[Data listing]
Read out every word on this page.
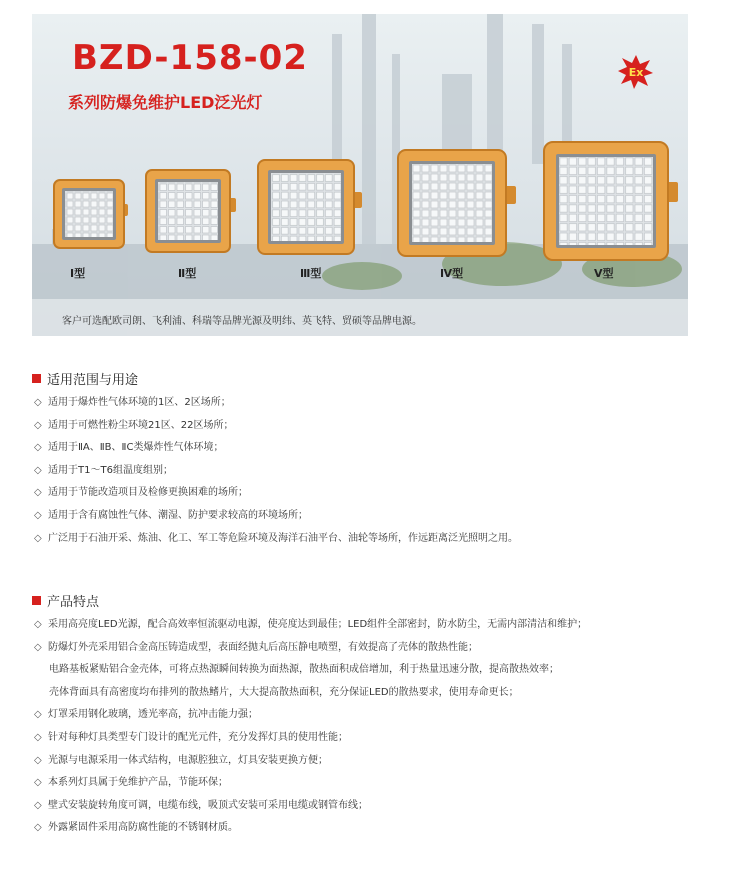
BZD-158-02
系列防爆免维护LED泛光灯
Ex
Ⅰ型	Ⅱ型	Ⅲ型	Ⅳ型	Ⅴ型
客户可选配欧司朗、飞利浦、科瑞等品牌光源及明纬、英飞特、贸硕等品牌电源。
适用范围与用途
◇ 适用于爆炸性气体环境的1区、2区场所；
◇ 适用于可燃性粉尘环境21区、22区场所；
◇ 适用于ⅡA、ⅡB、ⅡC类爆炸性气体环境；
◇ 适用于T1～T6组温度组别；
◇ 适用于节能改造项目及检修更换困难的场所；
◇ 适用于含有腐蚀性气体、潮湿、防护要求较高的环境场所；
◇ 广泛用于石油开采、炼油、化工、军工等危险环境及海洋石油平台、油轮等场所，作远距离泛光照明之用。
产品特点
◇ 采用高亮度LED光源，配合高效率恒流驱动电源，使亮度达到最佳；LED组件全部密封，防水防尘，无需内部清洁和维护；
◇ 防爆灯外壳采用铝合金高压铸造成型，表面经抛丸后高压静电喷塑，有效提高了壳体的散热性能；
电路基板紧贴铝合金壳体，可将点热源瞬间转换为面热源，散热面积成倍增加，利于热量迅速分散，提高散热效率；
壳体背面具有高密度均布排列的散热鳍片，大大提高散热面积，充分保证LED的散热要求，使用寿命更长；
◇ 灯罩采用钢化玻璃，透光率高，抗冲击能力强；
◇ 针对每种灯具类型专门设计的配光元件，充分发挥灯具的使用性能；
◇ 光源与电源采用一体式结构，电源腔独立，灯具安装更换方便；
◇ 本系列灯具属于免维护产品，节能环保；
◇ 壁式安装旋转角度可调，电缆布线，吸顶式安装可采用电缆或钢管布线；
◇ 外露紧固件采用高防腐性能的不锈钢材质。
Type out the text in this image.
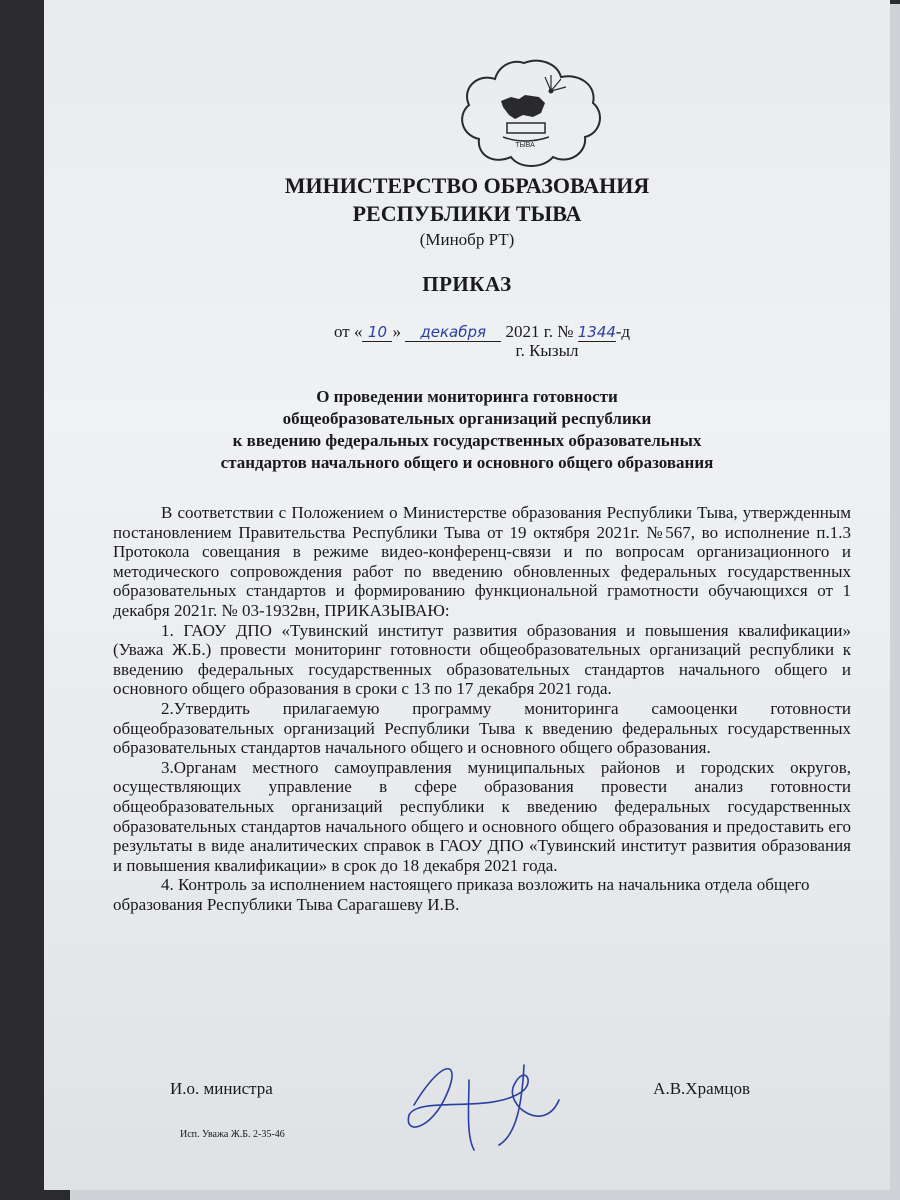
ТЫВА
МИНИСТЕРСТВО ОБРАЗОВАНИЯ
РЕСПУБЛИКИ ТЫВА
(Минобр РТ)
ПРИКАЗ
от « 10 » декабря 2021 г. № 1344-д
г. Кызыл
О проведении мониторинга готовности
общеобразовательных организаций республики
к введению федеральных государственных образовательных
стандартов начального общего и основного общего образования

В соответствии с Положением о Министерстве образования Республики Тыва, утвержденным постановлением Правительства Республики Тыва от 19 октября 2021г. №567, во исполнение п.1.3 Протокола совещания в режиме видео-конференц-связи и по вопросам организационного и методического сопровождения работ по введению обновленных федеральных государственных образовательных стандартов и формированию функциональной грамотности обучающихся от 1 декабря 2021г. № 03-1932вн, ПРИКАЗЫВАЮ:

1. ГАОУ ДПО «Тувинский институт развития образования и повышения квалификации» (Уважа Ж.Б.) провести мониторинг готовности общеобразовательных организаций республики к введению федеральных государственных образовательных стандартов начального общего и основного общего образования в сроки с 13 по 17 декабря 2021 года.

2.Утвердить прилагаемую программу мониторинга самооценки готовности общеобразовательных организаций Республики Тыва к введению федеральных государственных образовательных стандартов начального общего и основного общего образования.

3.Органам местного самоуправления муниципальных районов и городских округов, осуществляющих управление в сфере образования провести анализ готовности общеобразовательных организаций республики к введению федеральных государственных образовательных стандартов начального общего и основного общего образования и предоставить его результаты в виде аналитических справок в ГАОУ ДПО «Тувинский институт развития образования и повышения квалификации» в срок до 18 декабря 2021 года.

4. Контроль за исполнением настоящего приказа возложить на начальника отдела общего образования Республики Тыва Сарагашеву И.В.

И.о. министра	А.В.Храмцов
Исп. Уважа Ж.Б. 2-35-46
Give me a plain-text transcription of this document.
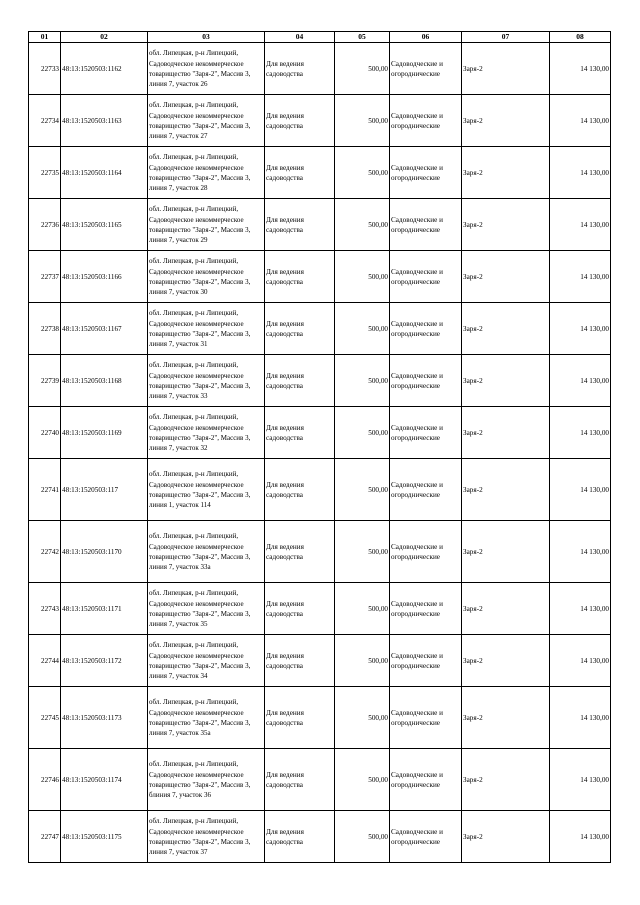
01	02	03	04	05	06	07	08
22733	48:13:1520503:1162	обл. Липецкая, р-н Липецкий, Садоводческое некоммерческое товарищество "Заря-2", Массив 3, линия 7, участок 26	Для ведения садоводства	500,00	Садоводческие и огороднические	Заря-2	14 130,00
22734	48:13:1520503:1163	обл. Липецкая, р-н Липецкий, Садоводческое некоммерческое товарищество "Заря-2", Массив 3, линия 7, участок 27	Для ведения садоводства	500,00	Садоводческие и огороднические	Заря-2	14 130,00
22735	48:13:1520503:1164	обл. Липецкая, р-н Липецкий, Садоводческое некоммерческое товарищество "Заря-2", Массив 3, линия 7, участок 28	Для ведения садоводства	500,00	Садоводческие и огороднические	Заря-2	14 130,00
22736	48:13:1520503:1165	обл. Липецкая, р-н Липецкий, Садоводческое некоммерческое товарищество "Заря-2", Массив 3, линия 7, участок 29	Для ведения садоводства	500,00	Садоводческие и огороднические	Заря-2	14 130,00
22737	48:13:1520503:1166	обл. Липецкая, р-н Липецкий, Садоводческое некоммерческое товарищество "Заря-2", Массив 3, линия 7, участок 30	Для ведения садоводства	500,00	Садоводческие и огороднические	Заря-2	14 130,00
22738	48:13:1520503:1167	обл. Липецкая, р-н Липецкий, Садоводческое некоммерческое товарищество "Заря-2", Массив 3, линия 7, участок 31	Для ведения садоводства	500,00	Садоводческие и огороднические	Заря-2	14 130,00
22739	48:13:1520503:1168	обл. Липецкая, р-н Липецкий, Садоводческое некоммерческое товарищество "Заря-2", Массив 3, линия 7, участок 33	Для ведения садоводства	500,00	Садоводческие и огороднические	Заря-2	14 130,00
22740	48:13:1520503:1169	обл. Липецкая, р-н Липецкий, Садоводческое некоммерческое товарищество "Заря-2", Массив 3, линия 7, участок 32	Для ведения садоводства	500,00	Садоводческие и огороднические	Заря-2	14 130,00
22741	48:13:1520503:117	обл. Липецкая, р-н Липецкий, Садоводческое некоммерческое товарищество "Заря-2", Массив 3, линия 1, участок 114	Для ведения садоводства	500,00	Садоводческие и огороднические	Заря-2	14 130,00
22742	48:13:1520503:1170	обл. Липецкая, р-н Липецкий, Садоводческое некоммерческое товарищество "Заря-2", Массив 3, линия 7, участок 33а	Для ведения садоводства	500,00	Садоводческие и огороднические	Заря-2	14 130,00
22743	48:13:1520503:1171	обл. Липецкая, р-н Липецкий, Садоводческое некоммерческое товарищество "Заря-2", Массив 3, линия 7, участок 35	Для ведения садоводства	500,00	Садоводческие и огороднические	Заря-2	14 130,00
22744	48:13:1520503:1172	обл. Липецкая, р-н Липецкий, Садоводческое некоммерческое товарищество "Заря-2", Массив 3, линия 7, участок 34	Для ведения садоводства	500,00	Садоводческие и огороднические	Заря-2	14 130,00
22745	48:13:1520503:1173	обл. Липецкая, р-н Липецкий, Садоводческое некоммерческое товарищество "Заря-2", Массив 3, линия 7, участок 35а	Для ведения садоводства	500,00	Садоводческие и огороднические	Заря-2	14 130,00
22746	48:13:1520503:1174	обл. Липецкая, р-н Липецкий, Садоводческое некоммерческое товарищество "Заря-2", Массив 3, блиния 7, участок 36	Для ведения садоводства	500,00	Садоводческие и огороднические	Заря-2	14 130,00
22747	48:13:1520503:1175	обл. Липецкая, р-н Липецкий, Садоводческое некоммерческое товарищество "Заря-2", Массив 3, линия 7, участок 37	Для ведения садоводства	500,00	Садоводческие и огороднические	Заря-2	14 130,00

Exercise brief: Retype the data above exactly; pictures are not part of the copy.

Exercise solution:
Read out every word on this page.
BZD-158-02
系列防爆免维护LED泛光灯
Ex
Ⅰ型	Ⅱ型	Ⅲ型	Ⅳ型	Ⅴ型
客户可选配欧司朗、飞利浦、科瑞等品牌光源及明纬、英飞特、贸硕等品牌电源。
适用范围与用途
◇ 适用于爆炸性气体环境的1区、2区场所；
◇ 适用于可燃性粉尘环境21区、22区场所；
◇ 适用于ⅡA、ⅡB、ⅡC类爆炸性气体环境；
◇ 适用于T1～T6组温度组别；
◇ 适用于节能改造项目及检修更换困难的场所；
◇ 适用于含有腐蚀性气体、潮湿、防护要求较高的环境场所；
◇ 广泛用于石油开采、炼油、化工、军工等危险环境及海洋石油平台、油轮等场所，作远距离泛光照明之用。
产品特点
◇ 采用高亮度LED光源，配合高效率恒流驱动电源，使亮度达到最佳；LED组件全部密封，防水防尘，无需内部清洁和维护；
◇ 防爆灯外壳采用铝合金高压铸造成型，表面经抛丸后高压静电喷塑，有效提高了壳体的散热性能；
电路基板紧贴铝合金壳体，可将点热源瞬间转换为面热源，散热面积成倍增加，利于热量迅速分散，提高散热效率；
壳体背面具有高密度均布排列的散热鳍片，大大提高散热面积，充分保证LED的散热要求，使用寿命更长；
◇ 灯罩采用钢化玻璃，透光率高，抗冲击能力强；
◇ 针对每种灯具类型专门设计的配光元件，充分发挥灯具的使用性能；
◇ 光源与电源采用一体式结构，电源腔独立，灯具安装更换方便；
◇ 本系列灯具属于免维护产品，节能环保；
◇ 壁式安装旋转角度可调，电缆布线，吸顶式安装可采用电缆或钢管布线；
◇ 外露紧固件采用高防腐性能的不锈钢材质。
Type out the text in this image.
ТЫВА
МИНИСТЕРСТВО ОБРАЗОВАНИЯ
РЕСПУБЛИКИ ТЫВА
(Минобр РТ)
ПРИКАЗ
от « 10 » декабря 2021 г. № 1344-д
г. Кызыл
О проведении мониторинга готовности
общеобразовательных организаций республики
к введению федеральных государственных образовательных
стандартов начального общего и основного общего образования

В соответствии с Положением о Министерстве образования Республики Тыва, утвержденным постановлением Правительства Республики Тыва от 19 октября 2021г. №567, во исполнение п.1.3 Протокола совещания в режиме видео-конференц-связи и по вопросам организационного и методического сопровождения работ по введению обновленных федеральных государственных образовательных стандартов и формированию функциональной грамотности обучающихся от 1 декабря 2021г. № 03-1932вн, ПРИКАЗЫВАЮ:

1. ГАОУ ДПО «Тувинский институт развития образования и повышения квалификации» (Уважа Ж.Б.) провести мониторинг готовности общеобразовательных организаций республики к введению федеральных государственных образовательных стандартов начального общего и основного общего образования в сроки с 13 по 17 декабря 2021 года.

2.Утвердить прилагаемую программу мониторинга самооценки готовности общеобразовательных организаций Республики Тыва к введению федеральных государственных образовательных стандартов начального общего и основного общего образования.

3.Органам местного самоуправления муниципальных районов и городских округов, осуществляющих управление в сфере образования провести анализ готовности общеобразовательных организаций республики к введению федеральных государственных образовательных стандартов начального общего и основного общего образования и предоставить его результаты в виде аналитических справок в ГАОУ ДПО «Тувинский институт развития образования и повышения квалификации» в срок до 18 декабря 2021 года.

4. Контроль за исполнением настоящего приказа возложить на начальника отдела общего образования Республики Тыва Сарагашеву И.В.

И.о. министра	А.В.Храмцов
Исп. Уважа Ж.Б. 2-35-46
Give me a plain-text transcription of this document.
01	02	03	04	05	06	07	08
22733	48:13:1520503:1162	обл. Липецкая, р-н Липецкий, Садоводческое некоммерческое товарищество "Заря-2", Массив 3, линия 7, участок 26	Для ведения садоводства	500,00	Садоводческие и огороднические	Заря-2	14 130,00
22734	48:13:1520503:1163	обл. Липецкая, р-н Липецкий, Садоводческое некоммерческое товарищество "Заря-2", Массив 3, линия 7, участок 27	Для ведения садоводства	500,00	Садоводческие и огороднические	Заря-2	14 130,00
22735	48:13:1520503:1164	обл. Липецкая, р-н Липецкий, Садоводческое некоммерческое товарищество "Заря-2", Массив 3, линия 7, участок 28	Для ведения садоводства	500,00	Садоводческие и огороднические	Заря-2	14 130,00
22736	48:13:1520503:1165	обл. Липецкая, р-н Липецкий, Садоводческое некоммерческое товарищество "Заря-2", Массив 3, линия 7, участок 29	Для ведения садоводства	500,00	Садоводческие и огороднические	Заря-2	14 130,00
22737	48:13:1520503:1166	обл. Липецкая, р-н Липецкий, Садоводческое некоммерческое товарищество "Заря-2", Массив 3, линия 7, участок 30	Для ведения садоводства	500,00	Садоводческие и огороднические	Заря-2	14 130,00
22738	48:13:1520503:1167	обл. Липецкая, р-н Липецкий, Садоводческое некоммерческое товарищество "Заря-2", Массив 3, линия 7, участок 31	Для ведения садоводства	500,00	Садоводческие и огороднические	Заря-2	14 130,00
22739	48:13:1520503:1168	обл. Липецкая, р-н Липецкий, Садоводческое некоммерческое товарищество "Заря-2", Массив 3, линия 7, участок 33	Для ведения садоводства	500,00	Садоводческие и огороднические	Заря-2	14 130,00
22740	48:13:1520503:1169	обл. Липецкая, р-н Липецкий, Садоводческое некоммерческое товарищество "Заря-2", Массив 3, линия 7, участок 32	Для ведения садоводства	500,00	Садоводческие и огороднические	Заря-2	14 130,00
22741	48:13:1520503:117	обл. Липецкая, р-н Липецкий, Садоводческое некоммерческое товарищество "Заря-2", Массив 3, линия 1, участок 114	Для ведения садоводства	500,00	Садоводческие и огороднические	Заря-2	14 130,00
22742	48:13:1520503:1170	обл. Липецкая, р-н Липецкий, Садоводческое некоммерческое товарищество "Заря-2", Массив 3, линия 7, участок 33а	Для ведения садоводства	500,00	Садоводческие и огороднические	Заря-2	14 130,00
22743	48:13:1520503:1171	обл. Липецкая, р-н Липецкий, Садоводческое некоммерческое товарищество "Заря-2", Массив 3, линия 7, участок 35	Для ведения садоводства	500,00	Садоводческие и огороднические	Заря-2	14 130,00
22744	48:13:1520503:1172	обл. Липецкая, р-н Липецкий, Садоводческое некоммерческое товарищество "Заря-2", Массив 3, линия 7, участок 34	Для ведения садоводства	500,00	Садоводческие и огороднические	Заря-2	14 130,00
22745	48:13:1520503:1173	обл. Липецкая, р-н Липецкий, Садоводческое некоммерческое товарищество "Заря-2", Массив 3, линия 7, участок 35а	Для ведения садоводства	500,00	Садоводческие и огороднические	Заря-2	14 130,00
22746	48:13:1520503:1174	обл. Липецкая, р-н Липецкий, Садоводческое некоммерческое товарищество "Заря-2", Массив 3, блиния 7, участок 36	Для ведения садоводства	500,00	Садоводческие и огороднические	Заря-2	14 130,00
22747	48:13:1520503:1175	обл. Липецкая, р-н Липецкий, Садоводческое некоммерческое товарищество "Заря-2", Массив 3, линия 7, участок 37	Для ведения садоводства	500,00	Садоводческие и огороднические	Заря-2	14 130,00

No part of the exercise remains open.